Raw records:
+--
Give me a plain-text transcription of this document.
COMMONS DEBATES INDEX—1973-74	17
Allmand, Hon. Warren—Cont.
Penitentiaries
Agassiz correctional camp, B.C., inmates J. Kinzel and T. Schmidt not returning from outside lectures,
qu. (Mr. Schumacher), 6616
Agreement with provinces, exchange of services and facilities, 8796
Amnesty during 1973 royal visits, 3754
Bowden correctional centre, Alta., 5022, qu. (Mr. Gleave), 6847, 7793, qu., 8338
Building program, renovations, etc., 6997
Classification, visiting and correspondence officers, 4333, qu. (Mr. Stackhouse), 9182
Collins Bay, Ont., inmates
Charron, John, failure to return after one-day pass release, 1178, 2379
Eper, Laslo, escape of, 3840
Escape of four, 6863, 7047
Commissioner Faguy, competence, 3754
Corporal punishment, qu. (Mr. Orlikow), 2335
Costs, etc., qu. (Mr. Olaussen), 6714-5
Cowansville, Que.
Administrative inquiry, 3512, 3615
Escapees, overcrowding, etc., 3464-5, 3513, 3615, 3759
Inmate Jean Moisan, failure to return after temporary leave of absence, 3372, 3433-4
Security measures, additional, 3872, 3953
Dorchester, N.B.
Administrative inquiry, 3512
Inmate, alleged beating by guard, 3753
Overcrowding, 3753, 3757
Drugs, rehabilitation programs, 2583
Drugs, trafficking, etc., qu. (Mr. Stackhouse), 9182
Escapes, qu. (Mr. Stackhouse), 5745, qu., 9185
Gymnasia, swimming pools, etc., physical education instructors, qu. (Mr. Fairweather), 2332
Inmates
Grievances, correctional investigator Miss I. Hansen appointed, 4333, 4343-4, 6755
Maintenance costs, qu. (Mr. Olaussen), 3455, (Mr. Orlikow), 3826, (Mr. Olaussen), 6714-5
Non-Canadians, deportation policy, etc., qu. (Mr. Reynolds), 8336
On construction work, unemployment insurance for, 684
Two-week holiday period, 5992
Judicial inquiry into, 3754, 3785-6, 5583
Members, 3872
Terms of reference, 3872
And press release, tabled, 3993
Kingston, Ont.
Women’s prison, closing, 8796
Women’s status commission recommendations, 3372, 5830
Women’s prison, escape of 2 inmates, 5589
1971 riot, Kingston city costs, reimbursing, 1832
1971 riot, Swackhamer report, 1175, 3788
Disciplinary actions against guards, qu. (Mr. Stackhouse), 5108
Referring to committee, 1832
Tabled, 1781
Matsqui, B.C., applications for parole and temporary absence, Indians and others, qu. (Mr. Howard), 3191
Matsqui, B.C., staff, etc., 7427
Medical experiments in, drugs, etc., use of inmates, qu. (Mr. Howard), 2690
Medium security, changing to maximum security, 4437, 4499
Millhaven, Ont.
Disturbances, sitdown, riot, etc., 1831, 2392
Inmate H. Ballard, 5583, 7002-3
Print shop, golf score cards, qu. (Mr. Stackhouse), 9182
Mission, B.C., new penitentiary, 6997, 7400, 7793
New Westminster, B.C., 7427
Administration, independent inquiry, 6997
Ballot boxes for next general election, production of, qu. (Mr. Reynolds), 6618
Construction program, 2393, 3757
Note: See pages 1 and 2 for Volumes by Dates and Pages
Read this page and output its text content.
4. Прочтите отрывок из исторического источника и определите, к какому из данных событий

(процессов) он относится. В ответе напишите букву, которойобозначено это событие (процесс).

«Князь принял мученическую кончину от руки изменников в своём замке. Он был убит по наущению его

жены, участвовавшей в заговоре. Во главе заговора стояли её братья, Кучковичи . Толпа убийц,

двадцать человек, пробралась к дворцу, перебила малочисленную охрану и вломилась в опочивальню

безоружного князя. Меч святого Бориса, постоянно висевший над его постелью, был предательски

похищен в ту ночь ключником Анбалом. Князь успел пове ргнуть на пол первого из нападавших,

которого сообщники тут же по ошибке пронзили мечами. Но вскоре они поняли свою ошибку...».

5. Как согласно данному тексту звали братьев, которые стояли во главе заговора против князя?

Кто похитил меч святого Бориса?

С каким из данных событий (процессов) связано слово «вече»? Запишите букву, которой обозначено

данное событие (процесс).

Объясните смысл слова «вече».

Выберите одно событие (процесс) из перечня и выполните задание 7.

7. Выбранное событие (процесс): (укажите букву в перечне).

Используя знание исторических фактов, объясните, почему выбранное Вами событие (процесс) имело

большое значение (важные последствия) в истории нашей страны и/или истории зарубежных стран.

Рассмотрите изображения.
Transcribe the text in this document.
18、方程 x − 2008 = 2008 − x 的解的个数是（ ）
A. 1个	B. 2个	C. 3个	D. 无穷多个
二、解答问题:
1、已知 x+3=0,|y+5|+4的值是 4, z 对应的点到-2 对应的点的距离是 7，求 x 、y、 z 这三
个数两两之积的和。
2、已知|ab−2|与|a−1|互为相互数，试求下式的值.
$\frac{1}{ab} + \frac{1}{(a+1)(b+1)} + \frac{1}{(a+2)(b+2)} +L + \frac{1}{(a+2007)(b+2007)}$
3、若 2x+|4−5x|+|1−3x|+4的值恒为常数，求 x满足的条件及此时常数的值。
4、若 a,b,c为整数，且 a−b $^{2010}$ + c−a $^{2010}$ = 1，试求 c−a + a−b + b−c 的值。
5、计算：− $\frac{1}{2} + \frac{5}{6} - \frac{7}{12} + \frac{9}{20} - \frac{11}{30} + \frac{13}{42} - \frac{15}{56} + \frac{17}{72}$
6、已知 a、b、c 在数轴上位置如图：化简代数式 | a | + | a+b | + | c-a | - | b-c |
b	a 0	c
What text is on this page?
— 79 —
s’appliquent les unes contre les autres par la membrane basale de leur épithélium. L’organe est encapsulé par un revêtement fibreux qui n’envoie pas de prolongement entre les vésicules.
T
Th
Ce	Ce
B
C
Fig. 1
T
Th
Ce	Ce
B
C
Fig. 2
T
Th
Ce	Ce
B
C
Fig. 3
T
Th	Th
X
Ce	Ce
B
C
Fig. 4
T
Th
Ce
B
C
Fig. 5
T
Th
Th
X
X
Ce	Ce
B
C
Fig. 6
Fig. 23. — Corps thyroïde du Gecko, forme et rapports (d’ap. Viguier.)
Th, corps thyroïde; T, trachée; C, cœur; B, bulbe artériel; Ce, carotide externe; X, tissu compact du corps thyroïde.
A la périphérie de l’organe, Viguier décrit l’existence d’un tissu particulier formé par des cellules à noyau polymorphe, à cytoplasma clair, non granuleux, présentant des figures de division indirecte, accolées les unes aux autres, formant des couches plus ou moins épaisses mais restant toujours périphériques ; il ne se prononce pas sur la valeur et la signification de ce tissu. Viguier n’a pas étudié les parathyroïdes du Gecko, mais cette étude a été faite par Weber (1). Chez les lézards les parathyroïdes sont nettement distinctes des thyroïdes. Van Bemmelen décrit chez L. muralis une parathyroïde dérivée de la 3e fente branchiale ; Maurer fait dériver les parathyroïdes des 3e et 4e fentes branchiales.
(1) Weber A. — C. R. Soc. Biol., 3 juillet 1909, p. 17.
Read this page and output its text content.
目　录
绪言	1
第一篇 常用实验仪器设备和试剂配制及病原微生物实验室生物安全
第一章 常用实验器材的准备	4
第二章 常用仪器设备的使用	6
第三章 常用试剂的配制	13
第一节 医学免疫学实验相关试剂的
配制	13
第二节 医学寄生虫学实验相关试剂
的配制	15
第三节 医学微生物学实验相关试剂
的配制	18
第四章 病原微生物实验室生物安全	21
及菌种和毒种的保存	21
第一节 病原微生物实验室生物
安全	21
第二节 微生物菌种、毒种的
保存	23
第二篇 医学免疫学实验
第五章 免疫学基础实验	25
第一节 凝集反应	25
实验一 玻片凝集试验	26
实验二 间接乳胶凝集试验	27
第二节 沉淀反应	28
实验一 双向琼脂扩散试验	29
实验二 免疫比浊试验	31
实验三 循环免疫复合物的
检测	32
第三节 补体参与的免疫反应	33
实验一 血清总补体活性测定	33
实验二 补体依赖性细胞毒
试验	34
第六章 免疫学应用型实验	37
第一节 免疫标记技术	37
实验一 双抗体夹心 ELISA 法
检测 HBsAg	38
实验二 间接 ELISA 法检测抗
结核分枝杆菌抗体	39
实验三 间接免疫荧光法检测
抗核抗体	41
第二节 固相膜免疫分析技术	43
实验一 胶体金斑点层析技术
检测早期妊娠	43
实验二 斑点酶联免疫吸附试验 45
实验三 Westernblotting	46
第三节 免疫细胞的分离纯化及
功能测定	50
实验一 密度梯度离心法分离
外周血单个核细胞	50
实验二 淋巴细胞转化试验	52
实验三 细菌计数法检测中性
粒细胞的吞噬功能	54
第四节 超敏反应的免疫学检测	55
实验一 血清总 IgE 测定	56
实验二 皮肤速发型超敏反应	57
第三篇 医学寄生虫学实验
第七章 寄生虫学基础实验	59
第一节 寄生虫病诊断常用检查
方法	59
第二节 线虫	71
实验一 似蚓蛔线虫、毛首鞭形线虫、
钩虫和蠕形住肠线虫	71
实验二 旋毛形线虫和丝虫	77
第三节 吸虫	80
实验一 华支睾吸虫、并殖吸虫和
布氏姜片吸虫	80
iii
+--
### [Problem to solve]
Using the listing, collect all lines in which the string "заговора" is found.

### [Reply to the task]
жены, участвовавшей в заговоре. Во главе заговора стояли её братья, Кучковичи . Толпа убийц,
5. Как согласно данному тексту звали братьев, которые стояли во главе заговора против князя?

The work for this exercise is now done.